Extracts from a graphics dataset
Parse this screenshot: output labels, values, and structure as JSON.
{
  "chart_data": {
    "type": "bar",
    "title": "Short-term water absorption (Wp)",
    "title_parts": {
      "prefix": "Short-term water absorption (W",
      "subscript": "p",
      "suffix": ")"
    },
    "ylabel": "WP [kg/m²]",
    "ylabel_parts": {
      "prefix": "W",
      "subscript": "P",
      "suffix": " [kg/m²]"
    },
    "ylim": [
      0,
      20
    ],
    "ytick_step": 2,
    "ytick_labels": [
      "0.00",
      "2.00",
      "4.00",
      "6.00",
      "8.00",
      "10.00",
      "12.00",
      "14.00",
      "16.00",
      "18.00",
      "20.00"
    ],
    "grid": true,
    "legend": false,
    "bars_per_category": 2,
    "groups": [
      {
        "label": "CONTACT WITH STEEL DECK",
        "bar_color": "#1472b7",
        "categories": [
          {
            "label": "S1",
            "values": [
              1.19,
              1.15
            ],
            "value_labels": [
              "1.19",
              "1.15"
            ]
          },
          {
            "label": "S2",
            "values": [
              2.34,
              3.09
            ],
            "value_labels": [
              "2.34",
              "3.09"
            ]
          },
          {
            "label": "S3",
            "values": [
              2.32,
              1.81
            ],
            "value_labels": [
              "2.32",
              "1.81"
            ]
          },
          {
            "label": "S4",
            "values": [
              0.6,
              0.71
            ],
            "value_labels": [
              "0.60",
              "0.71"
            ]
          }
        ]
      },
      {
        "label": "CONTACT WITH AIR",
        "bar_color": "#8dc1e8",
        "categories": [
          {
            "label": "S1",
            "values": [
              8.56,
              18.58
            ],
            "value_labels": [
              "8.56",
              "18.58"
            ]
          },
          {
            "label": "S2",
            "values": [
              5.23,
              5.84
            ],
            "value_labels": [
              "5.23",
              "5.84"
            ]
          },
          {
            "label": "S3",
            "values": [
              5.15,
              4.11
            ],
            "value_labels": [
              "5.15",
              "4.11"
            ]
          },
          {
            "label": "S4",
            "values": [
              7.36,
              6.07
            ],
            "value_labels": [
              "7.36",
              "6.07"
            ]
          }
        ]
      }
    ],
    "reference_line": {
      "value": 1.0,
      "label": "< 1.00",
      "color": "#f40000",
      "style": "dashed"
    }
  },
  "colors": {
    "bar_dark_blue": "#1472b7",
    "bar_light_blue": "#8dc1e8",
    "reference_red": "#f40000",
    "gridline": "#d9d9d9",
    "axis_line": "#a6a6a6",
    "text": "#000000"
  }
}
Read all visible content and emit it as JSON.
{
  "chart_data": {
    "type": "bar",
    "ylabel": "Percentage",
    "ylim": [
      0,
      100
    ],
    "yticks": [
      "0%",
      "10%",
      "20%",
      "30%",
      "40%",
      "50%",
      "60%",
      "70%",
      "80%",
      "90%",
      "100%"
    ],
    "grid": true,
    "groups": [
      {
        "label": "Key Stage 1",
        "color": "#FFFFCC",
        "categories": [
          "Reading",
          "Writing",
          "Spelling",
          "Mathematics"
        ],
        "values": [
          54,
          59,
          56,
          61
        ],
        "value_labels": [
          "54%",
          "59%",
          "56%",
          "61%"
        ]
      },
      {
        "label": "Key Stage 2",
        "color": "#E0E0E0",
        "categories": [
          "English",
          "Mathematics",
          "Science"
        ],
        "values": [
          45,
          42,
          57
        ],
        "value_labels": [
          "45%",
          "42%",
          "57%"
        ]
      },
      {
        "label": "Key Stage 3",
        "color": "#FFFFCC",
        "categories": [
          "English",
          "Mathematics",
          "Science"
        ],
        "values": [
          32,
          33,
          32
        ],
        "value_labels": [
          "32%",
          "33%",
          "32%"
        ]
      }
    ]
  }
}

→ YOUR OBJECTIVE: Output all of the material, please, exactly as it stands.

→ OUTPUT FOR THIS EXERCISE:
Parse this screenshot: output labels, values, and structure as JSON.
{
  "chart_data": {
    "type": "bar",
    "title": "Short-term water absorption (Wp)",
    "title_parts": {
      "prefix": "Short-term water absorption (W",
      "subscript": "p",
      "suffix": ")"
    },
    "ylabel": "WP [kg/m²]",
    "ylabel_parts": {
      "prefix": "W",
      "subscript": "P",
      "suffix": " [kg/m²]"
    },
    "ylim": [
      0,
      20
    ],
    "ytick_step": 2,
    "ytick_labels": [
      "0.00",
      "2.00",
      "4.00",
      "6.00",
      "8.00",
      "10.00",
      "12.00",
      "14.00",
      "16.00",
      "18.00",
      "20.00"
    ],
    "grid": true,
    "legend": false,
    "bars_per_category": 2,
    "groups": [
      {
        "label": "CONTACT WITH STEEL DECK",
        "bar_color": "#1472b7",
        "categories": [
          {
            "label": "S1",
            "values": [
              1.19,
              1.15
            ],
            "value_labels": [
              "1.19",
              "1.15"
            ]
          },
          {
            "label": "S2",
            "values": [
              2.34,
              3.09
            ],
            "value_labels": [
              "2.34",
              "3.09"
            ]
          },
          {
            "label": "S3",
            "values": [
              2.32,
              1.81
            ],
            "value_labels": [
              "2.32",
              "1.81"
            ]
          },
          {
            "label": "S4",
            "values": [
              0.6,
              0.71
            ],
            "value_labels": [
              "0.60",
              "0.71"
            ]
          }
        ]
      },
      {
        "label": "CONTACT WITH AIR",
        "bar_color": "#8dc1e8",
        "categories": [
          {
            "label": "S1",
            "values": [
              8.56,
              18.58
            ],
            "value_labels": [
              "8.56",
              "18.58"
            ]
          },
          {
            "label": "S2",
            "values": [
              5.23,
              5.84
            ],
            "value_labels": [
              "5.23",
              "5.84"
            ]
          },
          {
            "label": "S3",
            "values": [
              5.15,
              4.11
            ],
            "value_labels": [
              "5.15",
              "4.11"
            ]
          },
          {
            "label": "S4",
            "values": [
              7.36,
              6.07
            ],
            "value_labels": [
              "7.36",
              "6.07"
            ]
          }
        ]
      }
    ],
    "reference_line": {
      "value": 1.0,
      "label": "< 1.00",
      "color": "#f40000",
      "style": "dashed"
    }
  },
  "colors": {
    "bar_dark_blue": "#1472b7",
    "bar_light_blue": "#8dc1e8",
    "reference_red": "#f40000",
    "gridline": "#d9d9d9",
    "axis_line": "#a6a6a6",
    "text": "#000000"
  }
}
Read all visible content and emit it as JSON.
{
  "chart_data": {
    "type": "bar",
    "ylabel": "Percentage",
    "ylim": [
      0,
      100
    ],
    "yticks": [
      "0%",
      "10%",
      "20%",
      "30%",
      "40%",
      "50%",
      "60%",
      "70%",
      "80%",
      "90%",
      "100%"
    ],
    "grid": true,
    "groups": [
      {
        "label": "Key Stage 1",
        "color": "#FFFFCC",
        "categories": [
          "Reading",
          "Writing",
          "Spelling",
          "Mathematics"
        ],
        "values": [
          54,
          59,
          56,
          61
        ],
        "value_labels": [
          "54%",
          "59%",
          "56%",
          "61%"
        ]
      },
      {
        "label": "Key Stage 2",
        "color": "#E0E0E0",
        "categories": [
          "English",
          "Mathematics",
          "Science"
        ],
        "values": [
          45,
          42,
          57
        ],
        "value_labels": [
          "45%",
          "42%",
          "57%"
        ]
      },
      {
        "label": "Key Stage 3",
        "color": "#FFFFCC",
        "categories": [
          "English",
          "Mathematics",
          "Science"
        ],
        "values": [
          32,
          33,
          32
        ],
        "value_labels": [
          "32%",
          "33%",
          "32%"
        ]
      }
    ]
  }
}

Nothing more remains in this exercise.